JOB — Below are the records; collect from them each line containing the string "alten".

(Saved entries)
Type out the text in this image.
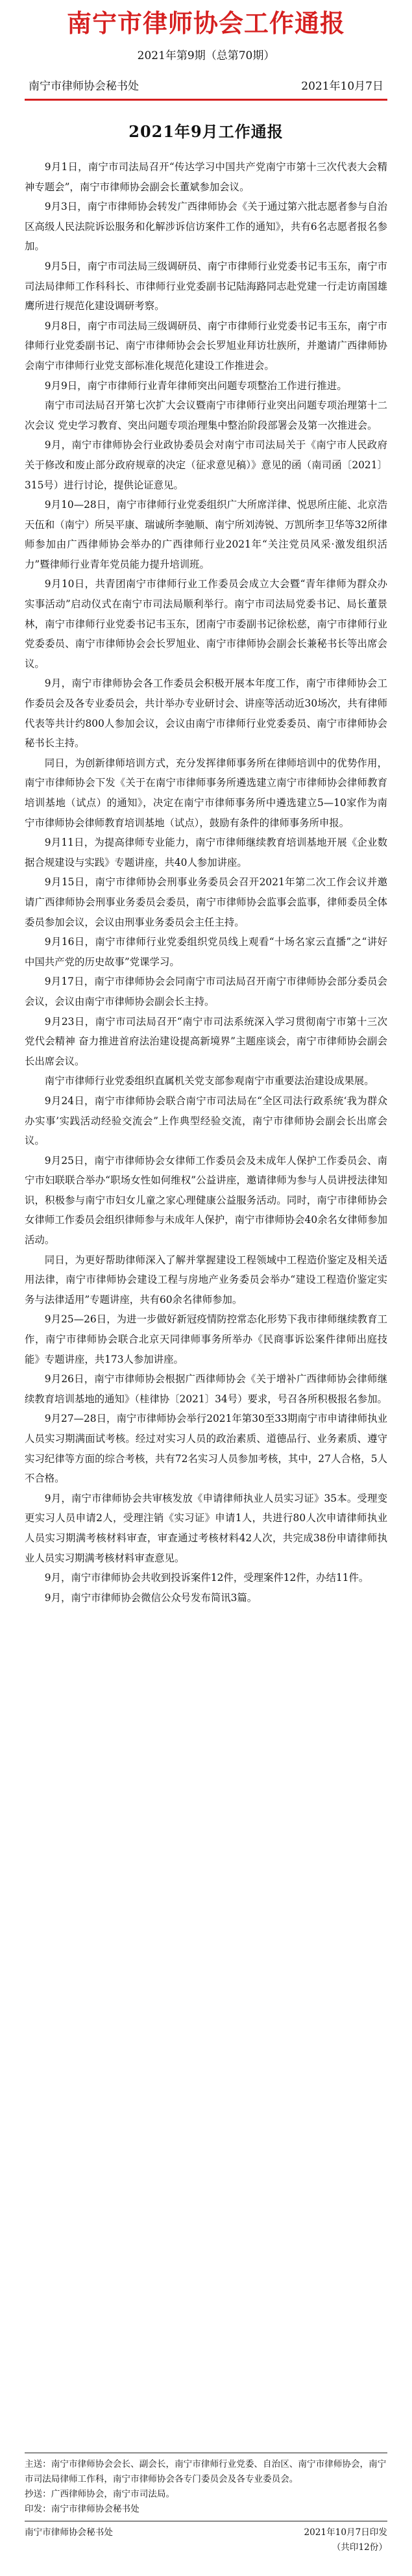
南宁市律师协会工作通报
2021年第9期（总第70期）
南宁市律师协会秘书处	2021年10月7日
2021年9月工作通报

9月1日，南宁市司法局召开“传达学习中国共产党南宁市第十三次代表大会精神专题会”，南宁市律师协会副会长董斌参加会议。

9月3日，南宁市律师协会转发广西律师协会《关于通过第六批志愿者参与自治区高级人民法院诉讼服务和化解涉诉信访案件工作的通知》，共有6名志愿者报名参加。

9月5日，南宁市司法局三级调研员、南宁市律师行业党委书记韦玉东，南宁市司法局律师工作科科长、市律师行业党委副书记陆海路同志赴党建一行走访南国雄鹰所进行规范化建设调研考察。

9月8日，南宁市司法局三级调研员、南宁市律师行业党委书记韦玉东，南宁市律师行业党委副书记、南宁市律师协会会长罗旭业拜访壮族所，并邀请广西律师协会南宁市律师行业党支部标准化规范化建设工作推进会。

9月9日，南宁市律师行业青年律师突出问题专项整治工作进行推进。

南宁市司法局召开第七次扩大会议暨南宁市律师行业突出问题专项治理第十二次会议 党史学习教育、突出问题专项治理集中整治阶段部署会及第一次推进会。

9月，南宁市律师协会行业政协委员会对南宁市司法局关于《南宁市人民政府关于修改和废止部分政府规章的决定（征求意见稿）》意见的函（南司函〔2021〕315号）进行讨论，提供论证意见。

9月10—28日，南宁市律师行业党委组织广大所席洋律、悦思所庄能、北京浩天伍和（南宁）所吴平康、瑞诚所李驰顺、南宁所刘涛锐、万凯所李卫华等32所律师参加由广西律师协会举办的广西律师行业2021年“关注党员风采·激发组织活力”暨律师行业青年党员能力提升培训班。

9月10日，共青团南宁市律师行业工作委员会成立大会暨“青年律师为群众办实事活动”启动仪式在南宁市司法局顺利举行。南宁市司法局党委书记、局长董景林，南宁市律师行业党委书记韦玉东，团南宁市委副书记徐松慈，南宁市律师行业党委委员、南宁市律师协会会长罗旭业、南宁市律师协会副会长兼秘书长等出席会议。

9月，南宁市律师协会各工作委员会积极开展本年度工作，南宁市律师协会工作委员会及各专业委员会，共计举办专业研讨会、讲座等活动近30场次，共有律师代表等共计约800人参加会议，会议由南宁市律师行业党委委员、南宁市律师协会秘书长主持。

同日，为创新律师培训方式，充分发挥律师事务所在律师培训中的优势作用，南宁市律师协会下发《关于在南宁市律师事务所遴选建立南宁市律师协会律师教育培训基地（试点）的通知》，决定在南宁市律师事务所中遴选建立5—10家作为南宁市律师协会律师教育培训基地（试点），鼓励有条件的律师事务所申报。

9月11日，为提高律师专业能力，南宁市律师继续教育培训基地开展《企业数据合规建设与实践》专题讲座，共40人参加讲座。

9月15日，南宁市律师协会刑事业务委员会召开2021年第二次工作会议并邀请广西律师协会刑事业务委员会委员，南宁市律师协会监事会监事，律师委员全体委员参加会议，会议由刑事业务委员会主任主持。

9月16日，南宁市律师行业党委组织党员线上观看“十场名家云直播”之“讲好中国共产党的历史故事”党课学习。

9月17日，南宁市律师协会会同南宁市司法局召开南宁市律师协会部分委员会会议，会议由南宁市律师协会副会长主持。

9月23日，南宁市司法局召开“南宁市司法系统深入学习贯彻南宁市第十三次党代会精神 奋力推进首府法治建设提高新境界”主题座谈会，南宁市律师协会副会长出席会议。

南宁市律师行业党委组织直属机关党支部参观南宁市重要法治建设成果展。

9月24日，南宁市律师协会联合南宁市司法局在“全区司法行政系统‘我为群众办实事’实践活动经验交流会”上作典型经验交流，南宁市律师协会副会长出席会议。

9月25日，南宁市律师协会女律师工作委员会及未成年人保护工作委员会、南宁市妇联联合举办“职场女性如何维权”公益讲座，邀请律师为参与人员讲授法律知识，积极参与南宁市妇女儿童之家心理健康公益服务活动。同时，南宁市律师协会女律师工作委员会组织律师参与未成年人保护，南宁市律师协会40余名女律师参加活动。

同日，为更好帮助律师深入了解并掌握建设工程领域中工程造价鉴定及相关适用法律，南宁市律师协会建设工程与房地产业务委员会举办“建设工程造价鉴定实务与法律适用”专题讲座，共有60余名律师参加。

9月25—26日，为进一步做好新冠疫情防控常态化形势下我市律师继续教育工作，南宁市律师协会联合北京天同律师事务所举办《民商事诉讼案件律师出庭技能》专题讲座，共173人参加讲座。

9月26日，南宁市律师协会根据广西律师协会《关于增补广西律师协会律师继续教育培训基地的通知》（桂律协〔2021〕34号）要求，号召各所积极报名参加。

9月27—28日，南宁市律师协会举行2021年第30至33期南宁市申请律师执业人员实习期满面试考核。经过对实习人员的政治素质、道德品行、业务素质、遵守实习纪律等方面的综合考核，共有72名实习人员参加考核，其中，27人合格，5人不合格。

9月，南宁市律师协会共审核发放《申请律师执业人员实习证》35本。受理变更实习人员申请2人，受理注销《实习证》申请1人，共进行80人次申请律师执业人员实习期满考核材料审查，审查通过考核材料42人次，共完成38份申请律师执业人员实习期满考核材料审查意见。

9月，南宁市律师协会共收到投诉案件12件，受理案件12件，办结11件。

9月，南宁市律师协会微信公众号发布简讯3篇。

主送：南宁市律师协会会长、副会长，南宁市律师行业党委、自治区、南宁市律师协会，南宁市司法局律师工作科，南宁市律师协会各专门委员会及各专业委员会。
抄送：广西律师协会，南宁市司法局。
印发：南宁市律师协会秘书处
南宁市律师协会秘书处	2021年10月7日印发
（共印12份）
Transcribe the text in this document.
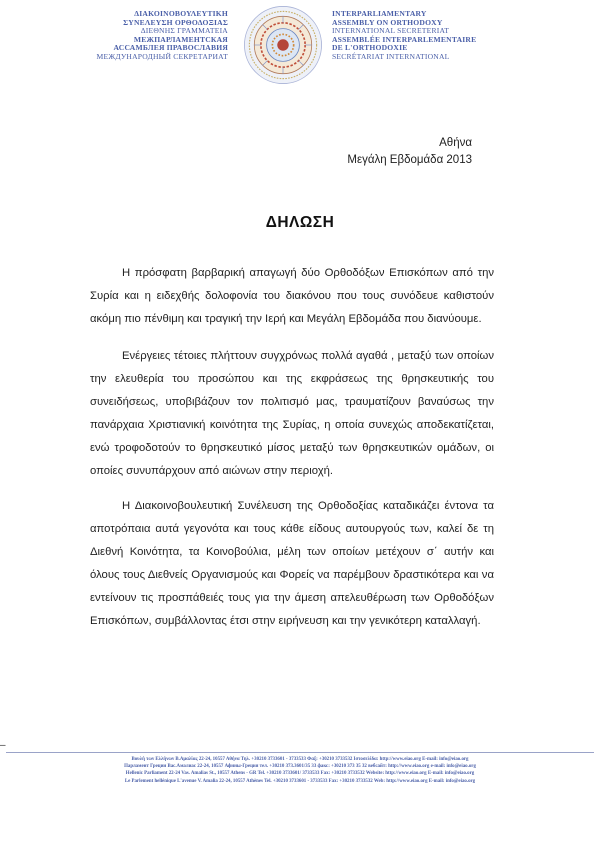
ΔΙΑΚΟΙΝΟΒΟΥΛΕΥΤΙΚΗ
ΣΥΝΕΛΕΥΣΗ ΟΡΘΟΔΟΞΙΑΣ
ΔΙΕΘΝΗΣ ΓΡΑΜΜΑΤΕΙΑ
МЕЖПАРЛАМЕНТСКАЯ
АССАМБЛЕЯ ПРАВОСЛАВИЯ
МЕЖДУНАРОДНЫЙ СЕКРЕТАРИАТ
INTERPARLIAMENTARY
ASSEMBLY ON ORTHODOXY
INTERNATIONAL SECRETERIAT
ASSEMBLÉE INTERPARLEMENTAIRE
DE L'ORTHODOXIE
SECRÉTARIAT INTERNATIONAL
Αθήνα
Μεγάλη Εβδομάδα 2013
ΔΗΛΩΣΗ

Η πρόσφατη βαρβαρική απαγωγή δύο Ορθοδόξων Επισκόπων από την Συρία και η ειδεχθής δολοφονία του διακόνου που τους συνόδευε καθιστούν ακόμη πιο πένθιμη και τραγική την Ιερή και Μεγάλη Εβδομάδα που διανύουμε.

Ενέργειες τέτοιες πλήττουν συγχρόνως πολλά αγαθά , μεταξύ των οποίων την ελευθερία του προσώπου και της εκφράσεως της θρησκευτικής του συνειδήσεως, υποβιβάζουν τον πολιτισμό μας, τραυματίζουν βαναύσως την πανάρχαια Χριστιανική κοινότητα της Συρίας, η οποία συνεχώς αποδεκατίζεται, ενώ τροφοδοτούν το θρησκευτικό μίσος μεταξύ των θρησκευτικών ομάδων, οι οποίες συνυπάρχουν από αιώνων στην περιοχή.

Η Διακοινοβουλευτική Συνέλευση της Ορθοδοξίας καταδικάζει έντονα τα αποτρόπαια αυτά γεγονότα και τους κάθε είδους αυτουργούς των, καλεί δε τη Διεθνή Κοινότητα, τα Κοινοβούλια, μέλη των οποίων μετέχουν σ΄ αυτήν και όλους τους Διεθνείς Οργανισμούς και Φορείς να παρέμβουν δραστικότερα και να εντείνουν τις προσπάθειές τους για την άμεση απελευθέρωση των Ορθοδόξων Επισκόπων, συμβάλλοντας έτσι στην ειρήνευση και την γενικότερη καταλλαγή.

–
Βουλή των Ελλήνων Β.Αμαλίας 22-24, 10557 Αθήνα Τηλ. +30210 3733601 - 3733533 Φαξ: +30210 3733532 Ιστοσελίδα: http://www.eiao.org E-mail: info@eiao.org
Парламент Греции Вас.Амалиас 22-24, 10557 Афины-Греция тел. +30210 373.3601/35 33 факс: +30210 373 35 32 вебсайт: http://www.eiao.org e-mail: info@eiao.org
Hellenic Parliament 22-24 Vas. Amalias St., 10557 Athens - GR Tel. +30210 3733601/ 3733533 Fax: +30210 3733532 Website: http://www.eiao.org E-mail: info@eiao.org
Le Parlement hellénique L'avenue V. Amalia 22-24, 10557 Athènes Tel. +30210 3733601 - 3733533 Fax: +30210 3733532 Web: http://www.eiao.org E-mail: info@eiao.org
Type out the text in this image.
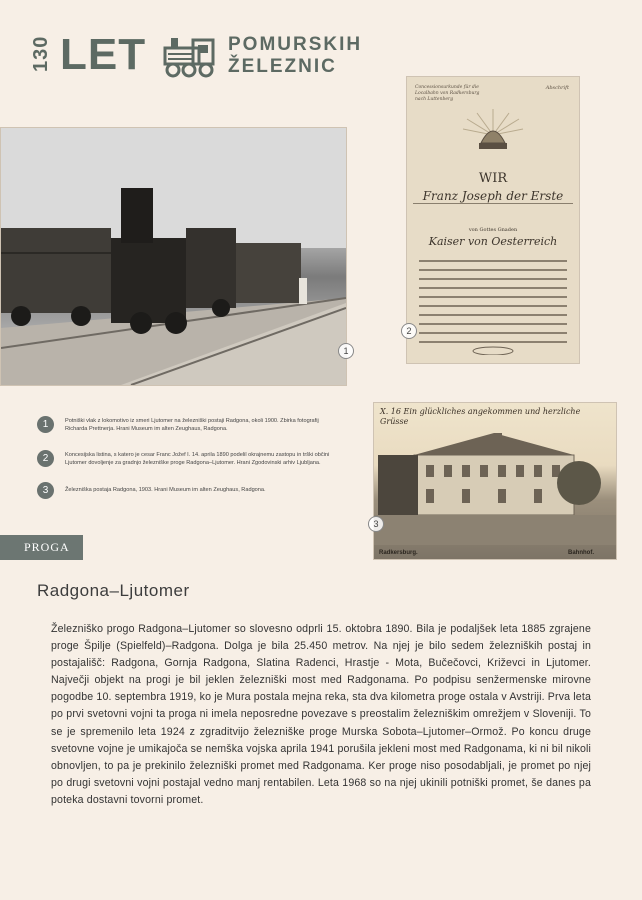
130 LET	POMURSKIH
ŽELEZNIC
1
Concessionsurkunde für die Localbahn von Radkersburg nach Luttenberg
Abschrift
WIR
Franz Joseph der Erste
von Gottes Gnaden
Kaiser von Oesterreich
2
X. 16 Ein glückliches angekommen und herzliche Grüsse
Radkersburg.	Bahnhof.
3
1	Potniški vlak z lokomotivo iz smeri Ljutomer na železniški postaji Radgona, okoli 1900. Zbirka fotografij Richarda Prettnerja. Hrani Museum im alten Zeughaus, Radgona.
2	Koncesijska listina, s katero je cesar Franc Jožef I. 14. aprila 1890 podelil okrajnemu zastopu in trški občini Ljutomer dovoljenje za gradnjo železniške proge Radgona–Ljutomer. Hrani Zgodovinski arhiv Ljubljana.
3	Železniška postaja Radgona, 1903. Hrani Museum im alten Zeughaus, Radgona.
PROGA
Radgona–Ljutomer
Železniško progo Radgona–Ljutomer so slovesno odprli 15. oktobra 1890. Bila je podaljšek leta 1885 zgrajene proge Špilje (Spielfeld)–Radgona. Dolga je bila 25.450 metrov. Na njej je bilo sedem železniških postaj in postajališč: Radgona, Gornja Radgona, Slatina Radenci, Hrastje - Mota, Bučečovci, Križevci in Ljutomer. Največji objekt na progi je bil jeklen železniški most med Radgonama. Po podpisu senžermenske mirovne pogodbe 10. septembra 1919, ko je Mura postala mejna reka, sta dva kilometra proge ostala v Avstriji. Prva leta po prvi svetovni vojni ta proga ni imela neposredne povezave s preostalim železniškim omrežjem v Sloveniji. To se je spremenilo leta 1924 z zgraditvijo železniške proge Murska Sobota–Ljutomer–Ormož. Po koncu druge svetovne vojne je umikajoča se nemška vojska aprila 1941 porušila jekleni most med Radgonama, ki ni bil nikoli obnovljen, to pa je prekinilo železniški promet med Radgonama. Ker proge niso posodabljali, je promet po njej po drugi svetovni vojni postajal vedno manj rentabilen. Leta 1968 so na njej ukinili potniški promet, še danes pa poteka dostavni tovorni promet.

REPLY TO THE TASK —
1	Potniški vlak z lokomotivo iz smeri Ljutomer na železniški postaji Radgona, okoli 1900. Zbirka fotografij Richarda Prettnerja. Hrani Museum im alten Zeughaus, Radgona.
3	Železniška postaja Radgona, 1903. Hrani Museum im alten Zeughaus, Radgona.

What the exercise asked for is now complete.